TASK:
Set the listing down again exactly, please, apart from its pictures.
★ ★ ★
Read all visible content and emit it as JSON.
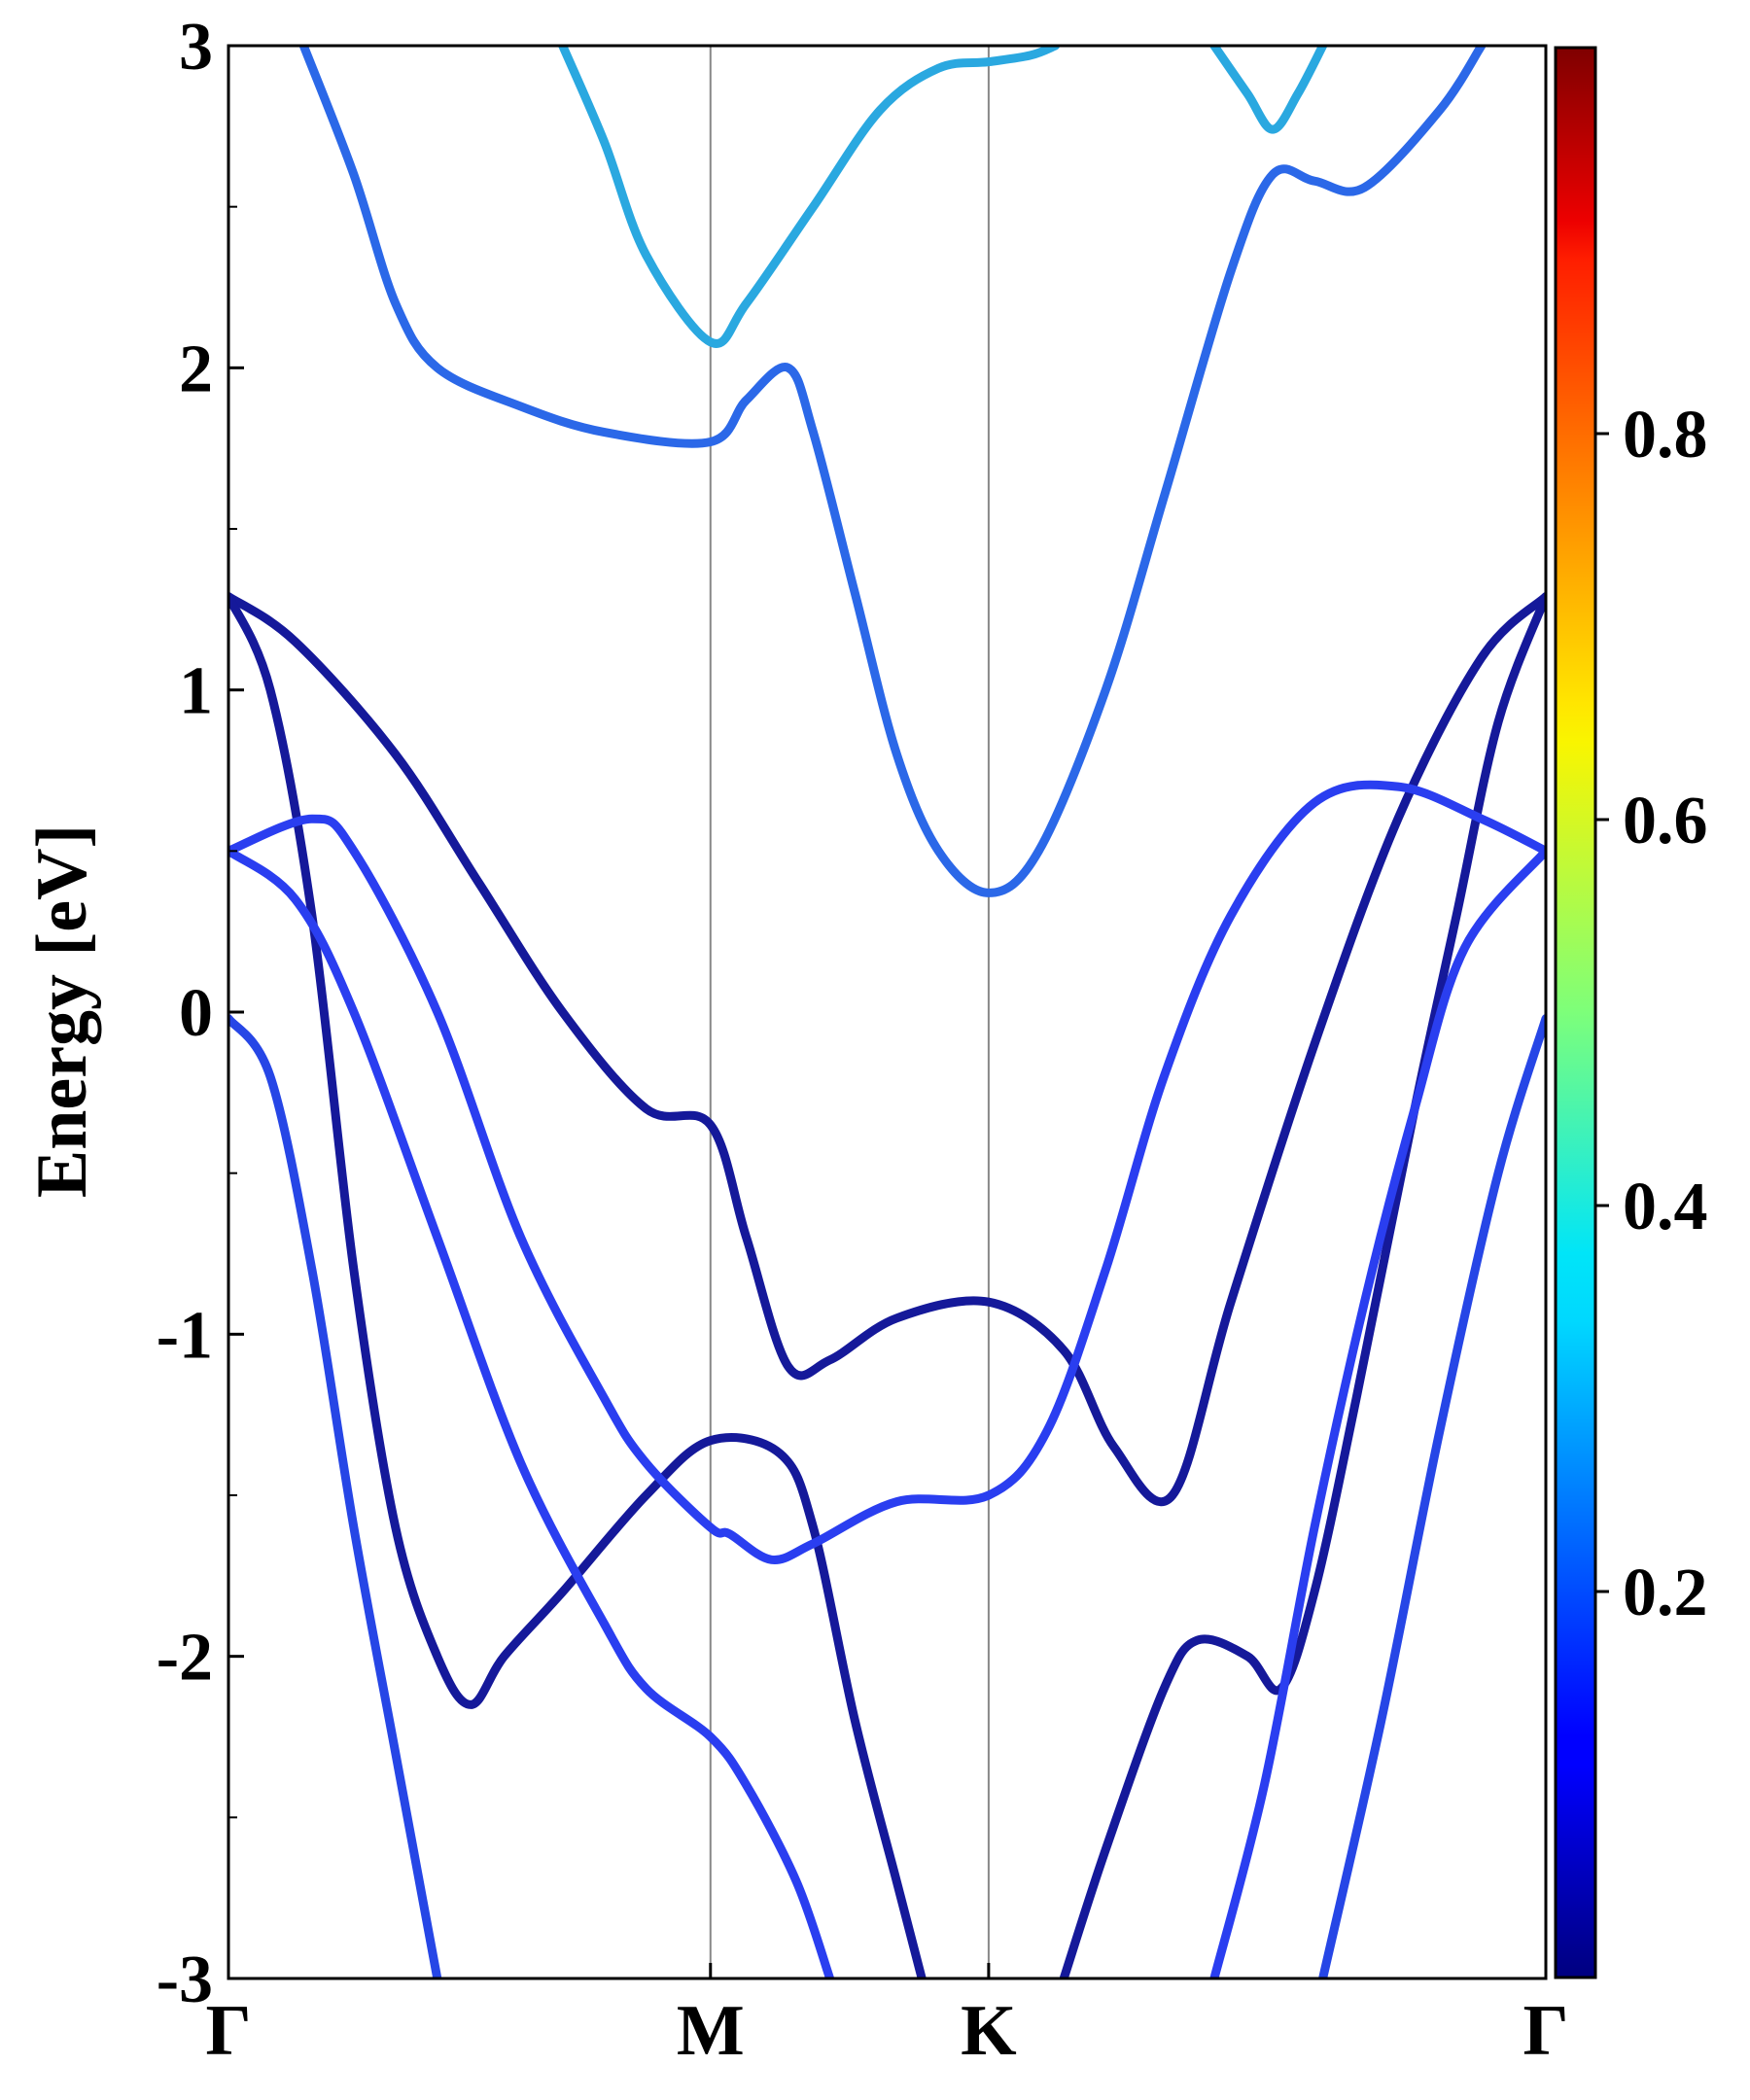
{
  "chart_data": {
    "type": "line",
    "ylabel": "Energy [eV]",
    "xlabel": "",
    "title": "",
    "ylim": [
      -3,
      3
    ],
    "yticks": [
      {
        "value": 3,
        "label": "3"
      },
      {
        "value": 2,
        "label": "2"
      },
      {
        "value": 1,
        "label": "1"
      },
      {
        "value": 0,
        "label": "0"
      },
      {
        "value": -1,
        "label": "-1"
      },
      {
        "value": -2,
        "label": "-2"
      },
      {
        "value": -3,
        "label": "-3"
      }
    ],
    "kpath": [
      {
        "label": "Γ",
        "position": 0.0
      },
      {
        "label": "M",
        "position": 0.577
      },
      {
        "label": "K",
        "position": 0.91
      },
      {
        "label": "Γ",
        "position": 1.577
      }
    ],
    "colorbar": {
      "colormap": "jet",
      "range": [
        0,
        1
      ],
      "ticks": [
        {
          "value": 0.2,
          "label": "0.2"
        },
        {
          "value": 0.4,
          "label": "0.4"
        },
        {
          "value": 0.6,
          "label": "0.6"
        },
        {
          "value": 0.8,
          "label": "0.8"
        }
      ]
    },
    "series": [
      {
        "color": "#15199a",
        "points": [
          [
            0,
            1.29
          ],
          [
            0.08,
            1.15
          ],
          [
            0.2,
            0.8
          ],
          [
            0.3,
            0.4
          ],
          [
            0.4,
            0.0
          ],
          [
            0.5,
            -0.3
          ],
          [
            0.577,
            -0.35
          ],
          [
            0.62,
            -0.7
          ],
          [
            0.67,
            -1.1
          ],
          [
            0.72,
            -1.08
          ],
          [
            0.8,
            -0.95
          ],
          [
            0.91,
            -0.9
          ],
          [
            1.0,
            -1.05
          ],
          [
            1.06,
            -1.35
          ],
          [
            1.13,
            -1.5
          ],
          [
            1.2,
            -0.9
          ],
          [
            1.3,
            -0.1
          ],
          [
            1.4,
            0.6
          ],
          [
            1.5,
            1.1
          ],
          [
            1.577,
            1.29
          ]
        ]
      },
      {
        "color": "#15199a",
        "points": [
          [
            0,
            1.29
          ],
          [
            0.05,
            1.0
          ],
          [
            0.1,
            0.3
          ],
          [
            0.15,
            -0.8
          ],
          [
            0.2,
            -1.6
          ],
          [
            0.25,
            -2.0
          ],
          [
            0.29,
            -2.15
          ],
          [
            0.33,
            -2.0
          ],
          [
            0.4,
            -1.8
          ],
          [
            0.5,
            -1.5
          ],
          [
            0.577,
            -1.33
          ],
          [
            0.66,
            -1.37
          ],
          [
            0.7,
            -1.6
          ],
          [
            0.75,
            -2.2
          ],
          [
            0.8,
            -2.7
          ],
          [
            0.83,
            -3.0
          ]
        ]
      },
      {
        "color": "#15199a",
        "points": [
          [
            1.0,
            -3.0
          ],
          [
            1.05,
            -2.6
          ],
          [
            1.12,
            -2.1
          ],
          [
            1.16,
            -1.95
          ],
          [
            1.22,
            -2.0
          ],
          [
            1.26,
            -2.1
          ],
          [
            1.3,
            -1.8
          ],
          [
            1.35,
            -1.2
          ],
          [
            1.42,
            -0.3
          ],
          [
            1.47,
            0.3
          ],
          [
            1.52,
            0.9
          ],
          [
            1.577,
            1.29
          ]
        ]
      },
      {
        "color": "#2a3ef0",
        "points": [
          [
            0,
            0.5
          ],
          [
            0.1,
            0.6
          ],
          [
            0.15,
            0.5
          ],
          [
            0.25,
            0.0
          ],
          [
            0.35,
            -0.7
          ],
          [
            0.45,
            -1.2
          ],
          [
            0.5,
            -1.4
          ],
          [
            0.577,
            -1.6
          ],
          [
            0.6,
            -1.62
          ],
          [
            0.65,
            -1.7
          ],
          [
            0.7,
            -1.65
          ],
          [
            0.8,
            -1.52
          ],
          [
            0.91,
            -1.5
          ],
          [
            0.98,
            -1.3
          ],
          [
            1.05,
            -0.8
          ],
          [
            1.12,
            -0.2
          ],
          [
            1.2,
            0.3
          ],
          [
            1.3,
            0.65
          ],
          [
            1.4,
            0.7
          ],
          [
            1.5,
            0.6
          ],
          [
            1.577,
            0.5
          ]
        ]
      },
      {
        "color": "#2a3ef0",
        "points": [
          [
            0,
            0.5
          ],
          [
            0.08,
            0.35
          ],
          [
            0.15,
            0.0
          ],
          [
            0.25,
            -0.7
          ],
          [
            0.35,
            -1.4
          ],
          [
            0.45,
            -1.9
          ],
          [
            0.5,
            -2.1
          ],
          [
            0.577,
            -2.25
          ],
          [
            0.62,
            -2.4
          ],
          [
            0.68,
            -2.7
          ],
          [
            0.72,
            -3.0
          ]
        ]
      },
      {
        "color": "#2a3ef0",
        "points": [
          [
            1.18,
            -3.0
          ],
          [
            1.24,
            -2.4
          ],
          [
            1.3,
            -1.6
          ],
          [
            1.36,
            -0.9
          ],
          [
            1.42,
            -0.3
          ],
          [
            1.48,
            0.2
          ],
          [
            1.577,
            0.5
          ]
        ]
      },
      {
        "color": "#2646e6",
        "points": [
          [
            0,
            -0.02
          ],
          [
            0.05,
            -0.2
          ],
          [
            0.1,
            -0.8
          ],
          [
            0.15,
            -1.6
          ],
          [
            0.2,
            -2.3
          ],
          [
            0.25,
            -3.0
          ]
        ]
      },
      {
        "color": "#2646e6",
        "points": [
          [
            1.31,
            -3.0
          ],
          [
            1.38,
            -2.2
          ],
          [
            1.45,
            -1.3
          ],
          [
            1.52,
            -0.5
          ],
          [
            1.577,
            -0.02
          ]
        ]
      },
      {
        "color": "#2b68e8",
        "points": [
          [
            0.09,
            3.0
          ],
          [
            0.15,
            2.6
          ],
          [
            0.2,
            2.2
          ],
          [
            0.25,
            2.0
          ],
          [
            0.35,
            1.88
          ],
          [
            0.45,
            1.8
          ],
          [
            0.577,
            1.77
          ],
          [
            0.62,
            1.9
          ],
          [
            0.67,
            2.0
          ],
          [
            0.7,
            1.8
          ],
          [
            0.75,
            1.3
          ],
          [
            0.8,
            0.8
          ],
          [
            0.85,
            0.5
          ],
          [
            0.91,
            0.37
          ],
          [
            0.97,
            0.5
          ],
          [
            1.05,
            1.0
          ],
          [
            1.12,
            1.6
          ],
          [
            1.2,
            2.3
          ],
          [
            1.25,
            2.6
          ],
          [
            1.3,
            2.58
          ],
          [
            1.36,
            2.56
          ],
          [
            1.45,
            2.8
          ],
          [
            1.5,
            3.0
          ]
        ]
      },
      {
        "color": "#2aa8e0",
        "points": [
          [
            0.4,
            3.0
          ],
          [
            0.45,
            2.7
          ],
          [
            0.5,
            2.35
          ],
          [
            0.577,
            2.08
          ],
          [
            0.62,
            2.2
          ],
          [
            0.7,
            2.5
          ],
          [
            0.78,
            2.8
          ],
          [
            0.85,
            2.93
          ],
          [
            0.91,
            2.95
          ],
          [
            0.96,
            2.97
          ],
          [
            0.99,
            3.0
          ]
        ]
      },
      {
        "color": "#2aa8e0",
        "points": [
          [
            1.18,
            3.0
          ],
          [
            1.22,
            2.85
          ],
          [
            1.25,
            2.74
          ],
          [
            1.28,
            2.85
          ],
          [
            1.31,
            3.0
          ]
        ]
      }
    ]
  }
}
★ ★ ★
OUTPUT FOR THIS TASK:
Read all visible content and emit it as JSON.
{
  "chart_data": {
    "type": "line",
    "ylabel": "Energy [eV]",
    "xlabel": "",
    "title": "",
    "ylim": [
      -3,
      3
    ],
    "yticks": [
      {
        "value": 3,
        "label": "3"
      },
      {
        "value": 2,
        "label": "2"
      },
      {
        "value": 1,
        "label": "1"
      },
      {
        "value": 0,
        "label": "0"
      },
      {
        "value": -1,
        "label": "-1"
      },
      {
        "value": -2,
        "label": "-2"
      },
      {
        "value": -3,
        "label": "-3"
      }
    ],
    "kpath": [
      {
        "label": "Γ",
        "position": 0.0
      },
      {
        "label": "M",
        "position": 0.577
      },
      {
        "label": "K",
        "position": 0.91
      },
      {
        "label": "Γ",
        "position": 1.577
      }
    ],
    "colorbar": {
      "colormap": "jet",
      "range": [
        0,
        1
      ],
      "ticks": [
        {
          "value": 0.2,
          "label": "0.2"
        },
        {
          "value": 0.4,
          "label": "0.4"
        },
        {
          "value": 0.6,
          "label": "0.6"
        },
        {
          "value": 0.8,
          "label": "0.8"
        }
      ]
    },
    "series": [
      {
        "color": "#15199a",
        "points": [
          [
            0,
            1.29
          ],
          [
            0.08,
            1.15
          ],
          [
            0.2,
            0.8
          ],
          [
            0.3,
            0.4
          ],
          [
            0.4,
            0.0
          ],
          [
            0.5,
            -0.3
          ],
          [
            0.577,
            -0.35
          ],
          [
            0.62,
            -0.7
          ],
          [
            0.67,
            -1.1
          ],
          [
            0.72,
            -1.08
          ],
          [
            0.8,
            -0.95
          ],
          [
            0.91,
            -0.9
          ],
          [
            1.0,
            -1.05
          ],
          [
            1.06,
            -1.35
          ],
          [
            1.13,
            -1.5
          ],
          [
            1.2,
            -0.9
          ],
          [
            1.3,
            -0.1
          ],
          [
            1.4,
            0.6
          ],
          [
            1.5,
            1.1
          ],
          [
            1.577,
            1.29
          ]
        ]
      },
      {
        "color": "#15199a",
        "points": [
          [
            0,
            1.29
          ],
          [
            0.05,
            1.0
          ],
          [
            0.1,
            0.3
          ],
          [
            0.15,
            -0.8
          ],
          [
            0.2,
            -1.6
          ],
          [
            0.25,
            -2.0
          ],
          [
            0.29,
            -2.15
          ],
          [
            0.33,
            -2.0
          ],
          [
            0.4,
            -1.8
          ],
          [
            0.5,
            -1.5
          ],
          [
            0.577,
            -1.33
          ],
          [
            0.66,
            -1.37
          ],
          [
            0.7,
            -1.6
          ],
          [
            0.75,
            -2.2
          ],
          [
            0.8,
            -2.7
          ],
          [
            0.83,
            -3.0
          ]
        ]
      },
      {
        "color": "#15199a",
        "points": [
          [
            1.0,
            -3.0
          ],
          [
            1.05,
            -2.6
          ],
          [
            1.12,
            -2.1
          ],
          [
            1.16,
            -1.95
          ],
          [
            1.22,
            -2.0
          ],
          [
            1.26,
            -2.1
          ],
          [
            1.3,
            -1.8
          ],
          [
            1.35,
            -1.2
          ],
          [
            1.42,
            -0.3
          ],
          [
            1.47,
            0.3
          ],
          [
            1.52,
            0.9
          ],
          [
            1.577,
            1.29
          ]
        ]
      },
      {
        "color": "#2a3ef0",
        "points": [
          [
            0,
            0.5
          ],
          [
            0.1,
            0.6
          ],
          [
            0.15,
            0.5
          ],
          [
            0.25,
            0.0
          ],
          [
            0.35,
            -0.7
          ],
          [
            0.45,
            -1.2
          ],
          [
            0.5,
            -1.4
          ],
          [
            0.577,
            -1.6
          ],
          [
            0.6,
            -1.62
          ],
          [
            0.65,
            -1.7
          ],
          [
            0.7,
            -1.65
          ],
          [
            0.8,
            -1.52
          ],
          [
            0.91,
            -1.5
          ],
          [
            0.98,
            -1.3
          ],
          [
            1.05,
            -0.8
          ],
          [
            1.12,
            -0.2
          ],
          [
            1.2,
            0.3
          ],
          [
            1.3,
            0.65
          ],
          [
            1.4,
            0.7
          ],
          [
            1.5,
            0.6
          ],
          [
            1.577,
            0.5
          ]
        ]
      },
      {
        "color": "#2a3ef0",
        "points": [
          [
            0,
            0.5
          ],
          [
            0.08,
            0.35
          ],
          [
            0.15,
            0.0
          ],
          [
            0.25,
            -0.7
          ],
          [
            0.35,
            -1.4
          ],
          [
            0.45,
            -1.9
          ],
          [
            0.5,
            -2.1
          ],
          [
            0.577,
            -2.25
          ],
          [
            0.62,
            -2.4
          ],
          [
            0.68,
            -2.7
          ],
          [
            0.72,
            -3.0
          ]
        ]
      },
      {
        "color": "#2a3ef0",
        "points": [
          [
            1.18,
            -3.0
          ],
          [
            1.24,
            -2.4
          ],
          [
            1.3,
            -1.6
          ],
          [
            1.36,
            -0.9
          ],
          [
            1.42,
            -0.3
          ],
          [
            1.48,
            0.2
          ],
          [
            1.577,
            0.5
          ]
        ]
      },
      {
        "color": "#2646e6",
        "points": [
          [
            0,
            -0.02
          ],
          [
            0.05,
            -0.2
          ],
          [
            0.1,
            -0.8
          ],
          [
            0.15,
            -1.6
          ],
          [
            0.2,
            -2.3
          ],
          [
            0.25,
            -3.0
          ]
        ]
      },
      {
        "color": "#2646e6",
        "points": [
          [
            1.31,
            -3.0
          ],
          [
            1.38,
            -2.2
          ],
          [
            1.45,
            -1.3
          ],
          [
            1.52,
            -0.5
          ],
          [
            1.577,
            -0.02
          ]
        ]
      },
      {
        "color": "#2b68e8",
        "points": [
          [
            0.09,
            3.0
          ],
          [
            0.15,
            2.6
          ],
          [
            0.2,
            2.2
          ],
          [
            0.25,
            2.0
          ],
          [
            0.35,
            1.88
          ],
          [
            0.45,
            1.8
          ],
          [
            0.577,
            1.77
          ],
          [
            0.62,
            1.9
          ],
          [
            0.67,
            2.0
          ],
          [
            0.7,
            1.8
          ],
          [
            0.75,
            1.3
          ],
          [
            0.8,
            0.8
          ],
          [
            0.85,
            0.5
          ],
          [
            0.91,
            0.37
          ],
          [
            0.97,
            0.5
          ],
          [
            1.05,
            1.0
          ],
          [
            1.12,
            1.6
          ],
          [
            1.2,
            2.3
          ],
          [
            1.25,
            2.6
          ],
          [
            1.3,
            2.58
          ],
          [
            1.36,
            2.56
          ],
          [
            1.45,
            2.8
          ],
          [
            1.5,
            3.0
          ]
        ]
      },
      {
        "color": "#2aa8e0",
        "points": [
          [
            0.4,
            3.0
          ],
          [
            0.45,
            2.7
          ],
          [
            0.5,
            2.35
          ],
          [
            0.577,
            2.08
          ],
          [
            0.62,
            2.2
          ],
          [
            0.7,
            2.5
          ],
          [
            0.78,
            2.8
          ],
          [
            0.85,
            2.93
          ],
          [
            0.91,
            2.95
          ],
          [
            0.96,
            2.97
          ],
          [
            0.99,
            3.0
          ]
        ]
      },
      {
        "color": "#2aa8e0",
        "points": [
          [
            1.18,
            3.0
          ],
          [
            1.22,
            2.85
          ],
          [
            1.25,
            2.74
          ],
          [
            1.28,
            2.85
          ],
          [
            1.31,
            3.0
          ]
        ]
      }
    ]
  }
}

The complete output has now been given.